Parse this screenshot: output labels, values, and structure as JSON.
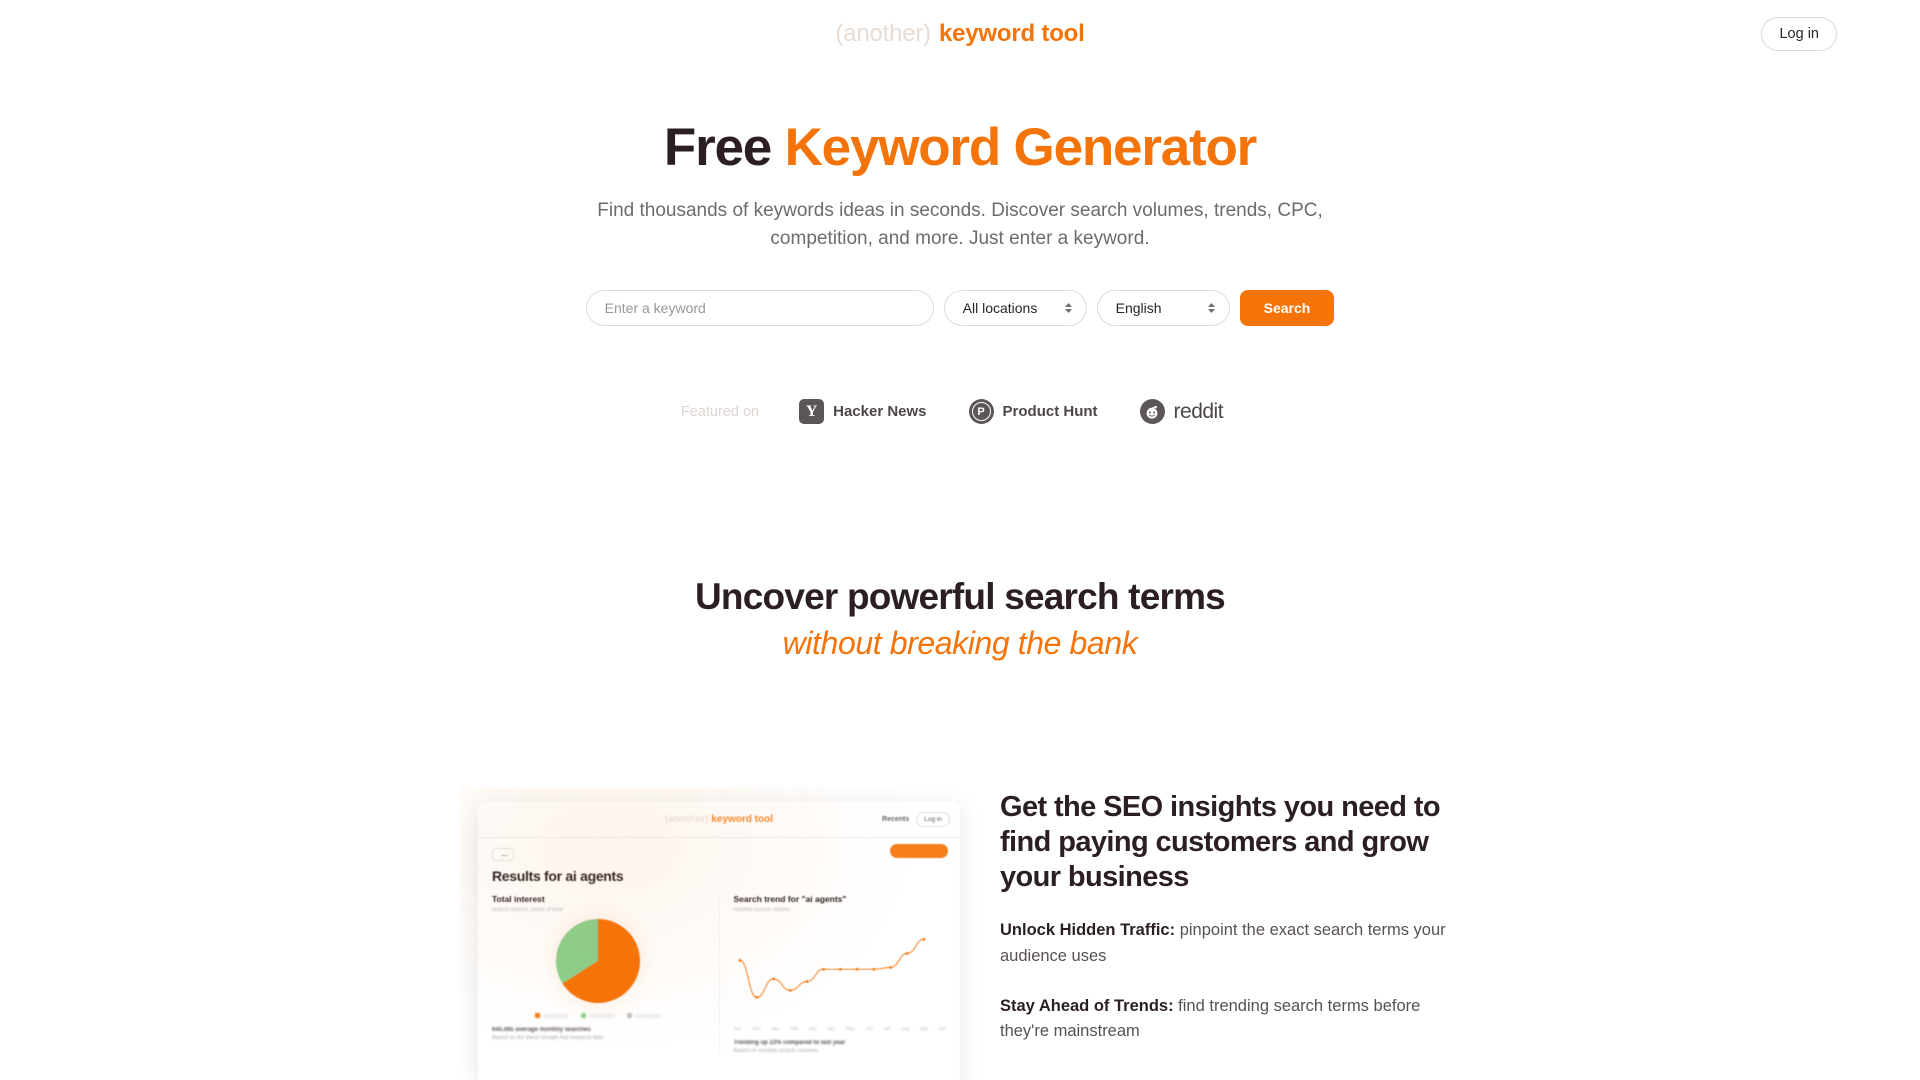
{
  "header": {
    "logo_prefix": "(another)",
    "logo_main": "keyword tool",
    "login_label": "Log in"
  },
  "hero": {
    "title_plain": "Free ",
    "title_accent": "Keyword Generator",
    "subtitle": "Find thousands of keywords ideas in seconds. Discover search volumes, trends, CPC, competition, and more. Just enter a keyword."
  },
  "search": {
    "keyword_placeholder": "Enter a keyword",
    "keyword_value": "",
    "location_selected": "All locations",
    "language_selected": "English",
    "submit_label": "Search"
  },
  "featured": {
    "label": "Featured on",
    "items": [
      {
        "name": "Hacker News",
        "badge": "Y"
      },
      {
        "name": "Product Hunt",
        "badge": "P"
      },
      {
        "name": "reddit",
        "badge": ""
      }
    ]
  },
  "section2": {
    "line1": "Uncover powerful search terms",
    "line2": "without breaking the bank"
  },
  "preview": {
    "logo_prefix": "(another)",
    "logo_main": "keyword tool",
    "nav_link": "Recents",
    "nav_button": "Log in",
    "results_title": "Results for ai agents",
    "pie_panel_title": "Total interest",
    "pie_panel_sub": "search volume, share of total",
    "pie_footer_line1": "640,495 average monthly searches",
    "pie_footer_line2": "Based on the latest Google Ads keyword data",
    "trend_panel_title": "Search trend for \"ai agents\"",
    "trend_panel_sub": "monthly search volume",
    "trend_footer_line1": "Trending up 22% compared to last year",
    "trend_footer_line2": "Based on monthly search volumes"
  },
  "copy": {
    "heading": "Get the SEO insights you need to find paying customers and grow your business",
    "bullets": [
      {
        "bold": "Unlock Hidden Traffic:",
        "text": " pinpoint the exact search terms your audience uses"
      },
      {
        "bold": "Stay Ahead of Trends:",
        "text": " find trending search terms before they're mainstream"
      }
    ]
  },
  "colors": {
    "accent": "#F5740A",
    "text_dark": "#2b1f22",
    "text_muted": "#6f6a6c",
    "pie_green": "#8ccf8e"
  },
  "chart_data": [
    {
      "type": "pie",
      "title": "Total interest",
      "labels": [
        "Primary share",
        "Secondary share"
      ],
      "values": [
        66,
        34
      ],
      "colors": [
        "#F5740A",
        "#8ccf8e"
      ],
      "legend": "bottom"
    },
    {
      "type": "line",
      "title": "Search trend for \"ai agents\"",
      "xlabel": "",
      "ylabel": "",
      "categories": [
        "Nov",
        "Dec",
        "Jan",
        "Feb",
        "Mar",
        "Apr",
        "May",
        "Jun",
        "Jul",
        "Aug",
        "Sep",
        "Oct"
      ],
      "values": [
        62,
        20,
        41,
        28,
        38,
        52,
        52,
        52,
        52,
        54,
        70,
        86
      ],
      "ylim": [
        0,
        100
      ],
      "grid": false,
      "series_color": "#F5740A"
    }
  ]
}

------------------------------------

Your task is to reproduce all of the material exactly. The pictures stay out.

** OUTPUT BELOW **
Parse this screenshot: output labels, values, and structure as JSON.
{
  "header": {
    "logo_prefix": "(another)",
    "logo_main": "keyword tool",
    "login_label": "Log in"
  },
  "hero": {
    "title_plain": "Free ",
    "title_accent": "Keyword Generator",
    "subtitle": "Find thousands of keywords ideas in seconds. Discover search volumes, trends, CPC, competition, and more. Just enter a keyword."
  },
  "search": {
    "keyword_placeholder": "Enter a keyword",
    "keyword_value": "",
    "location_selected": "All locations",
    "language_selected": "English",
    "submit_label": "Search"
  },
  "featured": {
    "label": "Featured on",
    "items": [
      {
        "name": "Hacker News",
        "badge": "Y"
      },
      {
        "name": "Product Hunt",
        "badge": "P"
      },
      {
        "name": "reddit",
        "badge": ""
      }
    ]
  },
  "section2": {
    "line1": "Uncover powerful search terms",
    "line2": "without breaking the bank"
  },
  "preview": {
    "logo_prefix": "(another)",
    "logo_main": "keyword tool",
    "nav_link": "Recents",
    "nav_button": "Log in",
    "results_title": "Results for ai agents",
    "pie_panel_title": "Total interest",
    "pie_panel_sub": "search volume, share of total",
    "pie_footer_line1": "640,495 average monthly searches",
    "pie_footer_line2": "Based on the latest Google Ads keyword data",
    "trend_panel_title": "Search trend for \"ai agents\"",
    "trend_panel_sub": "monthly search volume",
    "trend_footer_line1": "Trending up 22% compared to last year",
    "trend_footer_line2": "Based on monthly search volumes"
  },
  "copy": {
    "heading": "Get the SEO insights you need to find paying customers and grow your business",
    "bullets": [
      {
        "bold": "Unlock Hidden Traffic:",
        "text": " pinpoint the exact search terms your audience uses"
      },
      {
        "bold": "Stay Ahead of Trends:",
        "text": " find trending search terms before they're mainstream"
      }
    ]
  },
  "colors": {
    "accent": "#F5740A",
    "text_dark": "#2b1f22",
    "text_muted": "#6f6a6c",
    "pie_green": "#8ccf8e"
  },
  "chart_data": [
    {
      "type": "pie",
      "title": "Total interest",
      "labels": [
        "Primary share",
        "Secondary share"
      ],
      "values": [
        66,
        34
      ],
      "colors": [
        "#F5740A",
        "#8ccf8e"
      ],
      "legend": "bottom"
    },
    {
      "type": "line",
      "title": "Search trend for \"ai agents\"",
      "xlabel": "",
      "ylabel": "",
      "categories": [
        "Nov",
        "Dec",
        "Jan",
        "Feb",
        "Mar",
        "Apr",
        "May",
        "Jun",
        "Jul",
        "Aug",
        "Sep",
        "Oct"
      ],
      "values": [
        62,
        20,
        41,
        28,
        38,
        52,
        52,
        52,
        52,
        54,
        70,
        86
      ],
      "ylim": [
        0,
        100
      ],
      "grid": false,
      "series_color": "#F5740A"
    }
  ]
}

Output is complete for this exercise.